→ CHALLENGE
Below are the entries; count the lines in them that contain the word "resources" and give only the number.

-=-=-=-=-

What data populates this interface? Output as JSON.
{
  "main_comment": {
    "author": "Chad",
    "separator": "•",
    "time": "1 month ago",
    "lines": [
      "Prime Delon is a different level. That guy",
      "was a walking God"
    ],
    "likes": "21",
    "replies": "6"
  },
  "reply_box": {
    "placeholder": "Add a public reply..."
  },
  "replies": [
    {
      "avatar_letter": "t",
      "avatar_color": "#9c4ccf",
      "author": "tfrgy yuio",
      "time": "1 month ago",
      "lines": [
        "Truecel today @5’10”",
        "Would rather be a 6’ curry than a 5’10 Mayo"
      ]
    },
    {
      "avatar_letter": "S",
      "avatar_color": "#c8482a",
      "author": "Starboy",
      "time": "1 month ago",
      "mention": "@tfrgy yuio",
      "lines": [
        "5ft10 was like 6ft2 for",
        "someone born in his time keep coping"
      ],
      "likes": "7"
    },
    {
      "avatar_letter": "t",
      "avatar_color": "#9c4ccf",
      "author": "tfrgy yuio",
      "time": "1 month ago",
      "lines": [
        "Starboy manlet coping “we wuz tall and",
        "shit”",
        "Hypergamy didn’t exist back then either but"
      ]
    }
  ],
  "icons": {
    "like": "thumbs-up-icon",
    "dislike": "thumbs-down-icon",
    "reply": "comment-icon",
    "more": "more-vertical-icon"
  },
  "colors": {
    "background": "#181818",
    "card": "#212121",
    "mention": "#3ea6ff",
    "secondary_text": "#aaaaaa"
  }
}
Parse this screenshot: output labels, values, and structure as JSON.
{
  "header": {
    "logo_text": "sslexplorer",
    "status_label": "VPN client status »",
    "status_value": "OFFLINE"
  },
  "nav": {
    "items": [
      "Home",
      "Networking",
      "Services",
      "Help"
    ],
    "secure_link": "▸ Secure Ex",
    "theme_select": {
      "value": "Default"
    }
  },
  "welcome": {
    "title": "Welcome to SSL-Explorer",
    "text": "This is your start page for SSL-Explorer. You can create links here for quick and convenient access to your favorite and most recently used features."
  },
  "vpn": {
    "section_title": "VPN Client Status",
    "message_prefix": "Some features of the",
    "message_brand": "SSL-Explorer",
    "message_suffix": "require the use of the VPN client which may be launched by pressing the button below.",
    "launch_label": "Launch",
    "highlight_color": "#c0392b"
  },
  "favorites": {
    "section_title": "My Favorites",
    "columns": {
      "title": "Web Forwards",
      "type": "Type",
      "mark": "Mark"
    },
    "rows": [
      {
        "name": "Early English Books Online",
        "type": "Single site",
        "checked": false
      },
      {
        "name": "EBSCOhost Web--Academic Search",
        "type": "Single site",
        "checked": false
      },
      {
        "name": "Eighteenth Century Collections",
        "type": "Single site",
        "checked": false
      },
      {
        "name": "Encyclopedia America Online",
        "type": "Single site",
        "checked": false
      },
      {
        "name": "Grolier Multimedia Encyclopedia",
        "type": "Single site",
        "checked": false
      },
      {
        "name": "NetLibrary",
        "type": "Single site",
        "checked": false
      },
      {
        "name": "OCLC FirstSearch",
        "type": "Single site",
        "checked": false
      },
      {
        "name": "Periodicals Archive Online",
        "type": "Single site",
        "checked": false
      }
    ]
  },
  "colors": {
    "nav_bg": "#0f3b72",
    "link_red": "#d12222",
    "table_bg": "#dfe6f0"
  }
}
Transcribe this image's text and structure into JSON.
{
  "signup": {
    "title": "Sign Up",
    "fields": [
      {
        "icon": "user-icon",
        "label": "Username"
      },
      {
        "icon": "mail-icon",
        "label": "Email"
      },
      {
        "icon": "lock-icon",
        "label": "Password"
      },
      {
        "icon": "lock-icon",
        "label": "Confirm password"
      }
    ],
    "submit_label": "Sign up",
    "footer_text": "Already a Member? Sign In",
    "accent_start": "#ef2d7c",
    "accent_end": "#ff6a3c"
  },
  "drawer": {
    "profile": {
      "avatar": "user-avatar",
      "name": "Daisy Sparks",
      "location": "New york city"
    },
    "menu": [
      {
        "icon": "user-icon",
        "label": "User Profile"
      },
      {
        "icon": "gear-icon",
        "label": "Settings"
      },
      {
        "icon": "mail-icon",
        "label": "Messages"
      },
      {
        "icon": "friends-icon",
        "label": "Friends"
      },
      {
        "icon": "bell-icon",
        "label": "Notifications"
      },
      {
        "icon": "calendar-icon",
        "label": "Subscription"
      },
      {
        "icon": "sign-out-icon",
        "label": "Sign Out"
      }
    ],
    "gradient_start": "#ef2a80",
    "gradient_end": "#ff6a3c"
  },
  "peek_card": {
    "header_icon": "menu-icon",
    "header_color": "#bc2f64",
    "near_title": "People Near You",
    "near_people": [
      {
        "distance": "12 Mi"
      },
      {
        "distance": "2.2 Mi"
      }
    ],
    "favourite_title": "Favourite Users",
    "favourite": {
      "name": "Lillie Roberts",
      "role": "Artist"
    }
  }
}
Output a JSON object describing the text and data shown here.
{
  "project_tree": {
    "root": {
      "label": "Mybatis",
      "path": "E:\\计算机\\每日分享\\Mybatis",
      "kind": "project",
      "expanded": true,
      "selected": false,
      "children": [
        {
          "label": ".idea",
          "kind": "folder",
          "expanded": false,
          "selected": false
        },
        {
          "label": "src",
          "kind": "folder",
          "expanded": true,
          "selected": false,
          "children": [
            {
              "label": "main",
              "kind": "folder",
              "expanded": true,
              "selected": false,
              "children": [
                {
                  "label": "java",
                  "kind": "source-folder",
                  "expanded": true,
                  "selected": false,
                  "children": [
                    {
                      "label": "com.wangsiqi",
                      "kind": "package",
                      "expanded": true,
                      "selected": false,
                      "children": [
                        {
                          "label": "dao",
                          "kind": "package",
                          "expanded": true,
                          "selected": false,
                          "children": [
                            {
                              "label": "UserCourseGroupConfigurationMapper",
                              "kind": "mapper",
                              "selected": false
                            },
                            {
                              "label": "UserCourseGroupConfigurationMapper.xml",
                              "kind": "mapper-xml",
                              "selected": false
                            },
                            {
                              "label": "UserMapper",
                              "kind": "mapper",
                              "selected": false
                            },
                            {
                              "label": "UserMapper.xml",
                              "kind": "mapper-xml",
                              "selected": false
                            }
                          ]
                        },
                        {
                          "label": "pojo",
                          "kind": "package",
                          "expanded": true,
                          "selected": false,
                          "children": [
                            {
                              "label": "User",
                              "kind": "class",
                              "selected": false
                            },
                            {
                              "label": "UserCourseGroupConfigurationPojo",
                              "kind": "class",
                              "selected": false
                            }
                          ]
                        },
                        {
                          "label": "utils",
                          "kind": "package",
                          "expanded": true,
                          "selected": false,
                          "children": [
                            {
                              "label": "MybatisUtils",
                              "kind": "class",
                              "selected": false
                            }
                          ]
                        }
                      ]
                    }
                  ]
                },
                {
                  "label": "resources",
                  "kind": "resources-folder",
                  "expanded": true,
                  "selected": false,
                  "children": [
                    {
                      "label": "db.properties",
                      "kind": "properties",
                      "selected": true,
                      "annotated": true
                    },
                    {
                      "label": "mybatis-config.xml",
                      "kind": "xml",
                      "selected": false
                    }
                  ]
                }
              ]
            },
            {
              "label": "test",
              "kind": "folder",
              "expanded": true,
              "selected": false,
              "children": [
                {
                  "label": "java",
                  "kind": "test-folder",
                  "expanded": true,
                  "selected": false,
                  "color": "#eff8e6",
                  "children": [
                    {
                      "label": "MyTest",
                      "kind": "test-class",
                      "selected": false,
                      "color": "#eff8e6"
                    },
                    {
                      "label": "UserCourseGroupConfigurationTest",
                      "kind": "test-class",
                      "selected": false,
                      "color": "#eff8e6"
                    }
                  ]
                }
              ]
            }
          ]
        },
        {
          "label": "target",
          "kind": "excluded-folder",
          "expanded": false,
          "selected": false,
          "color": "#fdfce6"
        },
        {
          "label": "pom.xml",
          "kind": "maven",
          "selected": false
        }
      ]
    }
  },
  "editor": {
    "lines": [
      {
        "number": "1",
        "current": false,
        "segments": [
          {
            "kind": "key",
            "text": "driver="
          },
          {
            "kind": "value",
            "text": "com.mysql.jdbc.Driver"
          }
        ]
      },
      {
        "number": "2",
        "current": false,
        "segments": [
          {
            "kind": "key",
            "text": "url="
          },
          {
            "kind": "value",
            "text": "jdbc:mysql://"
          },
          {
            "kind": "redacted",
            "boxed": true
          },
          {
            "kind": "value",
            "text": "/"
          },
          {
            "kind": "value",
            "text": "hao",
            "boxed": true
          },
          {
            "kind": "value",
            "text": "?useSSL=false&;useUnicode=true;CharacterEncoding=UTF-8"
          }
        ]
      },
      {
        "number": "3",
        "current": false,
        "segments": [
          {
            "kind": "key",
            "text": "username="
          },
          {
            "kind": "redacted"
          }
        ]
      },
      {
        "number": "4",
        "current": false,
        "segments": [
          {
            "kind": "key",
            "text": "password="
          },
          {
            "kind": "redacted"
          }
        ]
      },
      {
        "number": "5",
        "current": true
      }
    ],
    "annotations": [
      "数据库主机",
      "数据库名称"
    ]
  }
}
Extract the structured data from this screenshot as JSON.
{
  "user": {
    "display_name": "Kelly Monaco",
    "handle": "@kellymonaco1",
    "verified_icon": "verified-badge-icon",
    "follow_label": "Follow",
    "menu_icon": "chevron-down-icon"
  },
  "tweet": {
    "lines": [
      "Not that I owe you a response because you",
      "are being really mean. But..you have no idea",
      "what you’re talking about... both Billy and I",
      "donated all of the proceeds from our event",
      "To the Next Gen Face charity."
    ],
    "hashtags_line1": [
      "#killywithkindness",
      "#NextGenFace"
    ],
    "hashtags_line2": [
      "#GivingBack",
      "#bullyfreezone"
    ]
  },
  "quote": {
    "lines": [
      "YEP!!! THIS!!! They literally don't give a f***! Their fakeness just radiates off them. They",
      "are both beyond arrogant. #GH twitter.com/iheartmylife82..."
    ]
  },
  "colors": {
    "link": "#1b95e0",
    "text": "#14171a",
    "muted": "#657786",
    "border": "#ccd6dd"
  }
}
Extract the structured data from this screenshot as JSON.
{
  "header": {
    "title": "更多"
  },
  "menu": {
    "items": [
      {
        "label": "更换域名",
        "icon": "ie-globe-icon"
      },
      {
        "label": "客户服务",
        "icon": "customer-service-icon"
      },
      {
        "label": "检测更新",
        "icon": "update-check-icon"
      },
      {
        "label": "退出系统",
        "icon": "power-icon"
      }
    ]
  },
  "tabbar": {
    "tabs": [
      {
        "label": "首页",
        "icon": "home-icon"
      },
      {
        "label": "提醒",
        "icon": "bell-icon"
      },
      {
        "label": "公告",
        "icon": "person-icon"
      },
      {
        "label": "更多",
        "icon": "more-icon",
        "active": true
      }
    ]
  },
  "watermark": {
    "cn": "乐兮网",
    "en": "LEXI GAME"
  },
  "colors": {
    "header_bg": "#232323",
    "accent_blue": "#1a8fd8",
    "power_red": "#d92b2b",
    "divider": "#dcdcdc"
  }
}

-=-=-=-=-

→ TASK ANSWER
2